What is required:
Look through the data below. Show each line where the string "广大群众普遍感到满意" occurs.

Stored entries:
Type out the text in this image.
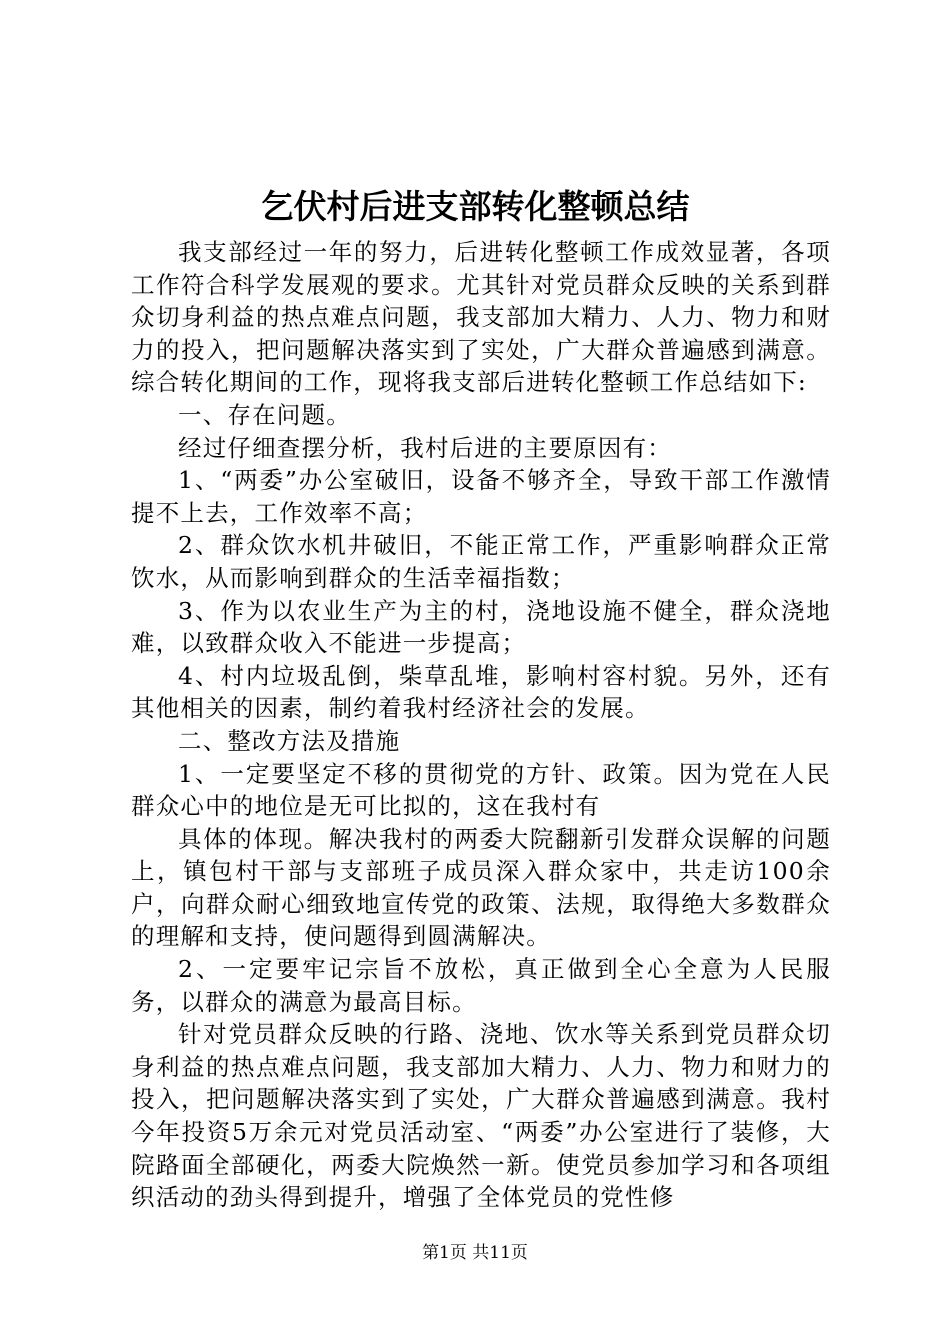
乞伏村后进支部转化整顿总结

我支部经过一年的努力，后进转化整顿工作成效显著，各项工作符合科学发展观的要求。尤其针对党员群众反映的关系到群众切身利益的热点难点问题，我支部加大精力、人力、物力和财力的投入，把问题解决落实到了实处，广大群众普遍感到满意。综合转化期间的工作，现将我支部后进转化整顿工作总结如下:

一、存在问题。

经过仔细查摆分析，我村后进的主要原因有：

1、“两委”办公室破旧，设备不够齐全，导致干部工作激情提不上去，工作效率不高；

2、群众饮水机井破旧，不能正常工作，严重影响群众正常饮水，从而影响到群众的生活幸福指数；

3、作为以农业生产为主的村，浇地设施不健全，群众浇地难，以致群众收入不能进一步提高；

4、村内垃圾乱倒，柴草乱堆，影响村容村貌。另外，还有其他相关的因素，制约着我村经济社会的发展。

二、整改方法及措施

1、一定要坚定不移的贯彻党的方针、政策。因为党在人民群众心中的地位是无可比拟的，这在我村有

具体的体现。解决我村的两委大院翻新引发群众误解的问题上，镇包村干部与支部班子成员深入群众家中，共走访100余户，向群众耐心细致地宣传党的政策、法规，取得绝大多数群众的理解和支持，使问题得到圆满解决。

2、一定要牢记宗旨不放松，真正做到全心全意为人民服务，以群众的满意为最高目标。

针对党员群众反映的行路、浇地、饮水等关系到党员群众切身利益的热点难点问题，我支部加大精力、人力、物力和财力的投入，把问题解决落实到了实处，广大群众普遍感到满意。我村今年投资5万余元对党员活动室、“两委”办公室进行了装修，大院路面全部硬化，两委大院焕然一新。使党员参加学习和各项组织活动的劲头得到提升，增强了全体党员的党性修

第1页 共11页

Result:
我支部经过一年的努力，后进转化整顿工作成效显著，各项工作符合科学发展观的要求。尤其针对党员群众反映的关系到群众切身利益的热点难点问题，我支部加大精力、人力、物力和财力的投入，把问题解决落实到了实处，广大群众普遍感到满意。综合转化期间的工作，现将我支部后进转化整顿工作总结如下:
针对党员群众反映的行路、浇地、饮水等关系到党员群众切身利益的热点难点问题，我支部加大精力、人力、物力和财力的投入，把问题解决落实到了实处，广大群众普遍感到满意。我村今年投资5万余元对党员活动室、“两委”办公室进行了装修，大院路面全部硬化，两委大院焕然一新。使党员参加学习和各项组织活动的劲头得到提升，增强了全体党员的党性修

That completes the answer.